- **Exercise goal**: Return each line containing "Entropy".
********
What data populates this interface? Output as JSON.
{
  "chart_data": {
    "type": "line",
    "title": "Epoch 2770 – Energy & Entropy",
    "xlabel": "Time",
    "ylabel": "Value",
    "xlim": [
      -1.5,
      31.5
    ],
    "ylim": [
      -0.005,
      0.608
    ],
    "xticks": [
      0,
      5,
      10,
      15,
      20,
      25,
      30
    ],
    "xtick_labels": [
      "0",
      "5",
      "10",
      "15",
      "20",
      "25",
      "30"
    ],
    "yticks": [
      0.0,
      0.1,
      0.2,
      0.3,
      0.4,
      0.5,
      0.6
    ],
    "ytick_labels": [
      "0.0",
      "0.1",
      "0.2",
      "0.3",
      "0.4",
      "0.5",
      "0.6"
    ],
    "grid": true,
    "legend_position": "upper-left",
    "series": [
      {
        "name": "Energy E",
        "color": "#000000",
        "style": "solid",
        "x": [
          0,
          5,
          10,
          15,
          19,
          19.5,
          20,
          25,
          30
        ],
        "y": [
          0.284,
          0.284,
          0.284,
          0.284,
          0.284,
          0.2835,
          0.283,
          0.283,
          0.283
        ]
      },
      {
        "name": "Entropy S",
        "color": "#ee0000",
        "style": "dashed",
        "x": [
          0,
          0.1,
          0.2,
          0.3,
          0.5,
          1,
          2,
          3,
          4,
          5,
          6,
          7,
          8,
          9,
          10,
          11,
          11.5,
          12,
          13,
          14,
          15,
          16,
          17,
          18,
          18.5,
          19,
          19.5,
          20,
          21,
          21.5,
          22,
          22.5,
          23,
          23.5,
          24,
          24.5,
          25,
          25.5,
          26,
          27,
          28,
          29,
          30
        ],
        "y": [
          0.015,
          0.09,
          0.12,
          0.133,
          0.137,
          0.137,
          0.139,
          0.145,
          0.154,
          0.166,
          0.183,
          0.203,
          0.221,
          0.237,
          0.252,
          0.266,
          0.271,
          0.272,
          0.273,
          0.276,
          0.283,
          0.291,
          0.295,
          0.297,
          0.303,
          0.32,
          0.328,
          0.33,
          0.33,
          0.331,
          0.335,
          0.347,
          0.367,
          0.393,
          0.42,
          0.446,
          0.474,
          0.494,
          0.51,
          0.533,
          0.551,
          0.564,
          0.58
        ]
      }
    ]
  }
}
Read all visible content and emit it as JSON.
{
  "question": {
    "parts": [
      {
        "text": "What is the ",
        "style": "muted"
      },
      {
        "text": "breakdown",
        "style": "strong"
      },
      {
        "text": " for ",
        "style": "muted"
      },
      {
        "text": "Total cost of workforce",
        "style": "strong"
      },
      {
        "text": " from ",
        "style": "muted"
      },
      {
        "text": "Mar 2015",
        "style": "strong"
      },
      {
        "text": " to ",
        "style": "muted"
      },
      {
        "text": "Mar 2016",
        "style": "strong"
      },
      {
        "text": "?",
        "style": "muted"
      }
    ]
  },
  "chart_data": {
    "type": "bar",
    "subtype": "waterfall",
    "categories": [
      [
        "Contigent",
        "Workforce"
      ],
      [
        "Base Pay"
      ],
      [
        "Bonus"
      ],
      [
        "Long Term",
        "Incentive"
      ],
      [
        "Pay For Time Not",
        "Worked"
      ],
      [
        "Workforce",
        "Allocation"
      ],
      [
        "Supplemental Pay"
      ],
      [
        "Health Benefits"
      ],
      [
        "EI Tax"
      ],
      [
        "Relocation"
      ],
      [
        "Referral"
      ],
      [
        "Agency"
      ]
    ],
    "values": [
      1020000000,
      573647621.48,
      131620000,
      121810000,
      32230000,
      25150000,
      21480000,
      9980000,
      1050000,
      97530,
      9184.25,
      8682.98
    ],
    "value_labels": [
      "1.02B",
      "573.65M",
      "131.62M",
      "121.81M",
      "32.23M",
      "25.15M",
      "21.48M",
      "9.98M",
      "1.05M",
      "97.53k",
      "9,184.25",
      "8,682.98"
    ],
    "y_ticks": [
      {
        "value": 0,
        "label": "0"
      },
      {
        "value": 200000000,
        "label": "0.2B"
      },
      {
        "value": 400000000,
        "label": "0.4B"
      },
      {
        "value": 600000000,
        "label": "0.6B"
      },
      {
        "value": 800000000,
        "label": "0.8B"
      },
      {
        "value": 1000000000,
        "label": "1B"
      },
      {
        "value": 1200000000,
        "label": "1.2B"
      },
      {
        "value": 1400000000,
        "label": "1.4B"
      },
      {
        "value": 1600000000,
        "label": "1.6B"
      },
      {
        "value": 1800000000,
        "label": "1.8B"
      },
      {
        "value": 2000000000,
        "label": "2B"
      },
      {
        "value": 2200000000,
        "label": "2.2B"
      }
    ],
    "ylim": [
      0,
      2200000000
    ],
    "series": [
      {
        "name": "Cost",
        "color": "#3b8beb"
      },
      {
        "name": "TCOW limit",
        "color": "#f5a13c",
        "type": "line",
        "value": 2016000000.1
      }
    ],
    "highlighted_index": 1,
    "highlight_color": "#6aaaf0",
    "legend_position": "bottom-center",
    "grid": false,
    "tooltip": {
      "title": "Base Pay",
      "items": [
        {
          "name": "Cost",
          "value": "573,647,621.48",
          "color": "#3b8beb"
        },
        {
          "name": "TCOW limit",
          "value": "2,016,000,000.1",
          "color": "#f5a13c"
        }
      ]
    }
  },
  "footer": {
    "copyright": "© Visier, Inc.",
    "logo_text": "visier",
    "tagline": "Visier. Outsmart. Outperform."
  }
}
********
- **Result of this exercise**:
    "title": "Epoch 2770 – Energy & Entropy",
        "name": "Entropy S",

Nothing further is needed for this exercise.